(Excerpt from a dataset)
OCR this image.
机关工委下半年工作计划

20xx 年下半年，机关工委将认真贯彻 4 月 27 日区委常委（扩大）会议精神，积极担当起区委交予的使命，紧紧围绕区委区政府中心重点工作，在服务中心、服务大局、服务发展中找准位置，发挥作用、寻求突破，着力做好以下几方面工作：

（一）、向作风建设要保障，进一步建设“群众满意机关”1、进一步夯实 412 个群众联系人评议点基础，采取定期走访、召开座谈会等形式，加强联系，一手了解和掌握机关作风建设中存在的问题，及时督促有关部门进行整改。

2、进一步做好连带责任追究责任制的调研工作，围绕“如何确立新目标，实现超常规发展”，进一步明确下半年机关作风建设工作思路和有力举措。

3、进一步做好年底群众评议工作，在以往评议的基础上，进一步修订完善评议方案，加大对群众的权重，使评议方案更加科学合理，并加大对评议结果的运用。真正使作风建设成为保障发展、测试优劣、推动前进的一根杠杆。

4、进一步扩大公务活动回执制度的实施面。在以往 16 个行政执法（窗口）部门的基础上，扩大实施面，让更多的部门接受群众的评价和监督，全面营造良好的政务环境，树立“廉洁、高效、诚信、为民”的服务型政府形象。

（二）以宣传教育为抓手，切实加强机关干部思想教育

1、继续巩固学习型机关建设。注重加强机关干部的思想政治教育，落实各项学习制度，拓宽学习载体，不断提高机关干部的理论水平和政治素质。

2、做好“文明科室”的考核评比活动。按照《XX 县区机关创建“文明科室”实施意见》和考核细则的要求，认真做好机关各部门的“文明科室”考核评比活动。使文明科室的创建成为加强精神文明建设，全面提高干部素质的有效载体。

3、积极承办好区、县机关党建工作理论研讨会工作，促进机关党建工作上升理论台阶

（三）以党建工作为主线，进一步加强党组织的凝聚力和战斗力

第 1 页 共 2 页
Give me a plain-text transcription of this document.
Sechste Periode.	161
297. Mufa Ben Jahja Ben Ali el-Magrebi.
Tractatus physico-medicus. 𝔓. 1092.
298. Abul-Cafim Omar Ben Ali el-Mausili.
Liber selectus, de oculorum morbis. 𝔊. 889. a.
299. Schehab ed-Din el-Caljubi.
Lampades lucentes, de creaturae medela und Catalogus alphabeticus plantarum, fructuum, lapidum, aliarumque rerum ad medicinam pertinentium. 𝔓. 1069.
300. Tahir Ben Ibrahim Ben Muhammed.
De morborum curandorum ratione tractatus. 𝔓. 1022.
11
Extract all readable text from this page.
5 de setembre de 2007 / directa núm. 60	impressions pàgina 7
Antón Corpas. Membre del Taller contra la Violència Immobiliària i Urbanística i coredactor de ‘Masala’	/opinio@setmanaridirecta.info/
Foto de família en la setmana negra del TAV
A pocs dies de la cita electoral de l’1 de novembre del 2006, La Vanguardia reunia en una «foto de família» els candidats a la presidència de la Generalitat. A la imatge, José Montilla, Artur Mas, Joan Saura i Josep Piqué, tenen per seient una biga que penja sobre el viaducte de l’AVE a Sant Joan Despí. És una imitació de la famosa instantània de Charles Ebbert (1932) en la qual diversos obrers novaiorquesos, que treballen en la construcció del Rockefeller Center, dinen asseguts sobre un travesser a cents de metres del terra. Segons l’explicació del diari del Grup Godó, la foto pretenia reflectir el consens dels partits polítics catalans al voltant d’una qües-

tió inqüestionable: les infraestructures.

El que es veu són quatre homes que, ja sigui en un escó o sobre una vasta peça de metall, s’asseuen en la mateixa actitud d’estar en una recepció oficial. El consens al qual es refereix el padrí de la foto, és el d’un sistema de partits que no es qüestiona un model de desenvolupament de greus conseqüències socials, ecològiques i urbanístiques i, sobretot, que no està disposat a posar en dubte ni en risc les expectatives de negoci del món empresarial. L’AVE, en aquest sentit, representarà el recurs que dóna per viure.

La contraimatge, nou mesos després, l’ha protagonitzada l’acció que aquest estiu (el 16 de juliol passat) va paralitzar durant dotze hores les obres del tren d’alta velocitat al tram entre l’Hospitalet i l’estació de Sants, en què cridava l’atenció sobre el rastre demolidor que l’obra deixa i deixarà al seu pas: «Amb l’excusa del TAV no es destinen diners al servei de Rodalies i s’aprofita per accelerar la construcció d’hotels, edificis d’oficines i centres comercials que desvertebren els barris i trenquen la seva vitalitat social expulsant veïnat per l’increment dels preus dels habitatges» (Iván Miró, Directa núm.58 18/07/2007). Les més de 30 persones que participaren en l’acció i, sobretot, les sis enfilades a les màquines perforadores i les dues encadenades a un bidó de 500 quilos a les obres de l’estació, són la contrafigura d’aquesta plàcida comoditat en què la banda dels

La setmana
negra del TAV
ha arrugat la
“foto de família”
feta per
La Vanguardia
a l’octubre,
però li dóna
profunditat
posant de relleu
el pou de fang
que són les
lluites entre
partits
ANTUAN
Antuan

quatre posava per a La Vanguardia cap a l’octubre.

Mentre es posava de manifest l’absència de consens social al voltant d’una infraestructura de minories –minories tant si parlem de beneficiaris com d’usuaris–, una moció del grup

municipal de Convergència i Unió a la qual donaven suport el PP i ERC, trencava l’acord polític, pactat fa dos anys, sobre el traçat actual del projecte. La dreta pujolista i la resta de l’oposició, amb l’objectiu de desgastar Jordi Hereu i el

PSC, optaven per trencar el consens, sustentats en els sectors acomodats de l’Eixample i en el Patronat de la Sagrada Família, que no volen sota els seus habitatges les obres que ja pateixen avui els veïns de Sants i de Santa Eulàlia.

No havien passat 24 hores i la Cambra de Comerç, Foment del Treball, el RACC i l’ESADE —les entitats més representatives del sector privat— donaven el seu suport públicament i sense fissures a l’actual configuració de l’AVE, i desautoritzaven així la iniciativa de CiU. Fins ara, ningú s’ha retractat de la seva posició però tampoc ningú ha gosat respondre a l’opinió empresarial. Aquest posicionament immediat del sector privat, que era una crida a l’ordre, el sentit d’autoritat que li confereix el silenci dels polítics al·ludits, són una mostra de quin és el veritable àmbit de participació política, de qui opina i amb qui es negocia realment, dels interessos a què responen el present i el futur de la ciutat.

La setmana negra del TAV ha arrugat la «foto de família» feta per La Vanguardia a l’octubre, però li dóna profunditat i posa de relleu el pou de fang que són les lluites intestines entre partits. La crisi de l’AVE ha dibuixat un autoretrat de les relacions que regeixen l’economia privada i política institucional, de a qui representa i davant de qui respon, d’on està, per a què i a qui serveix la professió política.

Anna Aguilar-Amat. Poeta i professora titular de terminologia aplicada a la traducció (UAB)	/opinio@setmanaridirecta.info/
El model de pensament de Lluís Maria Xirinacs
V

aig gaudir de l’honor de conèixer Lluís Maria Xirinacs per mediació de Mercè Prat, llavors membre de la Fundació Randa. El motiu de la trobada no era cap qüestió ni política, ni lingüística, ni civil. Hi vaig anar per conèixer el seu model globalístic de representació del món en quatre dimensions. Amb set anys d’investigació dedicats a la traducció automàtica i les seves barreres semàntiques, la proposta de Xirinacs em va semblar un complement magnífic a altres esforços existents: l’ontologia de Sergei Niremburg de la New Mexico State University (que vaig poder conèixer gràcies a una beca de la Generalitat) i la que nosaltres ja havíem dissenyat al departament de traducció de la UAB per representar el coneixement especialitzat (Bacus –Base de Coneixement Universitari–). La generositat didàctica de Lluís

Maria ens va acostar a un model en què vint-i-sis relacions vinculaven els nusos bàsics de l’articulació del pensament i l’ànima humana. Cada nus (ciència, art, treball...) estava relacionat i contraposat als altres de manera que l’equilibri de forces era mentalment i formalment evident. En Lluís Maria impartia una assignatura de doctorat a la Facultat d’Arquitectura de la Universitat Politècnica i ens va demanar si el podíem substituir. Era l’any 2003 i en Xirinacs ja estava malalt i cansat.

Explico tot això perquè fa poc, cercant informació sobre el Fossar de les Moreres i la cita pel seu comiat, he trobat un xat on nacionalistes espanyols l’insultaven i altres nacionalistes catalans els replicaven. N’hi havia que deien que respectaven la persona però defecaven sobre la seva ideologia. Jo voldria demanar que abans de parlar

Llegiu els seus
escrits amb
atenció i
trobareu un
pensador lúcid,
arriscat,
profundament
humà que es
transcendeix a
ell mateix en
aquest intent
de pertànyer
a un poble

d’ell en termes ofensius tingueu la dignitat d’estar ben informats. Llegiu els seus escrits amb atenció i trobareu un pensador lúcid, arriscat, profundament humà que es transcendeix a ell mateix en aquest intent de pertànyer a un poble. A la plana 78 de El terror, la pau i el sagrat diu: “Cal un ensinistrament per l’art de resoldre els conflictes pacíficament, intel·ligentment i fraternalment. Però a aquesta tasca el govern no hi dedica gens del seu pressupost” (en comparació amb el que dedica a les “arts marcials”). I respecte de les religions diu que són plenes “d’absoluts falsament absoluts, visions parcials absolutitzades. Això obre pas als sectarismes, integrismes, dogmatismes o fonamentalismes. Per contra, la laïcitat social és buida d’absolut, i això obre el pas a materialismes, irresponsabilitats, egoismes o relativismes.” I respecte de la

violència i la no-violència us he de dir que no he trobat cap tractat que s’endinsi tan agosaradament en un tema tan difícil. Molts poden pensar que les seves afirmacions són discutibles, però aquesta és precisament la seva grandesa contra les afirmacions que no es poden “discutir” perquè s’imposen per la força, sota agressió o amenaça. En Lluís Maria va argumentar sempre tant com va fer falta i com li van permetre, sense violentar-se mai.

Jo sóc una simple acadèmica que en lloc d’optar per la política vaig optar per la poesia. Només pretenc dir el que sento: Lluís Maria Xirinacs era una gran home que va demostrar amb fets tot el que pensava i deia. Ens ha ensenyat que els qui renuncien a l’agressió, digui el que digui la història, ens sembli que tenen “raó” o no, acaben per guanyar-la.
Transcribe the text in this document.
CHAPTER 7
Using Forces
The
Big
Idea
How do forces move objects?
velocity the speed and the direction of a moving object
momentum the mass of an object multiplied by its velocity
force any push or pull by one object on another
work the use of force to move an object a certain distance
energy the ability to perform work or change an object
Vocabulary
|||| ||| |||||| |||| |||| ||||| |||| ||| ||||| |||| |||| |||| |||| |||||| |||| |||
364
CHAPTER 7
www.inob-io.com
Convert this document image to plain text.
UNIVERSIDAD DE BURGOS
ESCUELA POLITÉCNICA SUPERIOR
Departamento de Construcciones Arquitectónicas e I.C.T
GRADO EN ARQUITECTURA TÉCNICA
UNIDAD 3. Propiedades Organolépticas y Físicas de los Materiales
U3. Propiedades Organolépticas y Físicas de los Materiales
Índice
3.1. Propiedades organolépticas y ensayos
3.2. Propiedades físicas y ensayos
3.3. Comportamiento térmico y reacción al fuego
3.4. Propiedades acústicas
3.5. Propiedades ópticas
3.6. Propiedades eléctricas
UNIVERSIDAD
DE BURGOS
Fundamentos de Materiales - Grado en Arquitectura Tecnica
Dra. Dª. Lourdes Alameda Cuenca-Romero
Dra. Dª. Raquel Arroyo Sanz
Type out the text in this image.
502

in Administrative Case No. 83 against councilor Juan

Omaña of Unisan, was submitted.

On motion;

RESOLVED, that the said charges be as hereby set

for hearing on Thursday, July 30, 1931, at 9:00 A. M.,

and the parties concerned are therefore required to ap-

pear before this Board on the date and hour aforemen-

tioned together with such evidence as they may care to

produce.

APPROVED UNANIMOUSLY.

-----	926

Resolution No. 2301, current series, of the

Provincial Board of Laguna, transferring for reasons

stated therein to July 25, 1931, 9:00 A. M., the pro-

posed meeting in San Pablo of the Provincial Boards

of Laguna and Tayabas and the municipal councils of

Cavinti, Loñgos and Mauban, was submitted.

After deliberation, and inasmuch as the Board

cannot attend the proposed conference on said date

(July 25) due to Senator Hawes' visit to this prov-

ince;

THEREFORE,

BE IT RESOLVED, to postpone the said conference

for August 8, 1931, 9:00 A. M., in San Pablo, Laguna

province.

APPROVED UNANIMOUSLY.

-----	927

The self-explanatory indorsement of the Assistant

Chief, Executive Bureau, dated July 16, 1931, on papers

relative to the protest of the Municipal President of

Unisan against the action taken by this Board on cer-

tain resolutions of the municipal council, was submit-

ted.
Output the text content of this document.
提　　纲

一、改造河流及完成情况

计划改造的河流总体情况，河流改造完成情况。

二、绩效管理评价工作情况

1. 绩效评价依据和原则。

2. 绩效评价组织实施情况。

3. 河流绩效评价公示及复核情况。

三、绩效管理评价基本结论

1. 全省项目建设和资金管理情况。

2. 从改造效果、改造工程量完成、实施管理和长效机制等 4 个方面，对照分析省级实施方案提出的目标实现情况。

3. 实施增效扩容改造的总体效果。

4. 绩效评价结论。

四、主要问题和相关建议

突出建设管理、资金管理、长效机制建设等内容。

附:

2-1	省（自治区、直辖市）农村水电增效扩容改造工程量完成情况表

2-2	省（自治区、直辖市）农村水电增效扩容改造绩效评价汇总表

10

## [Stated goal]
For the records above, state how many lines include the string "against", giving the number and nothing else.

## [Solution to this problem]
2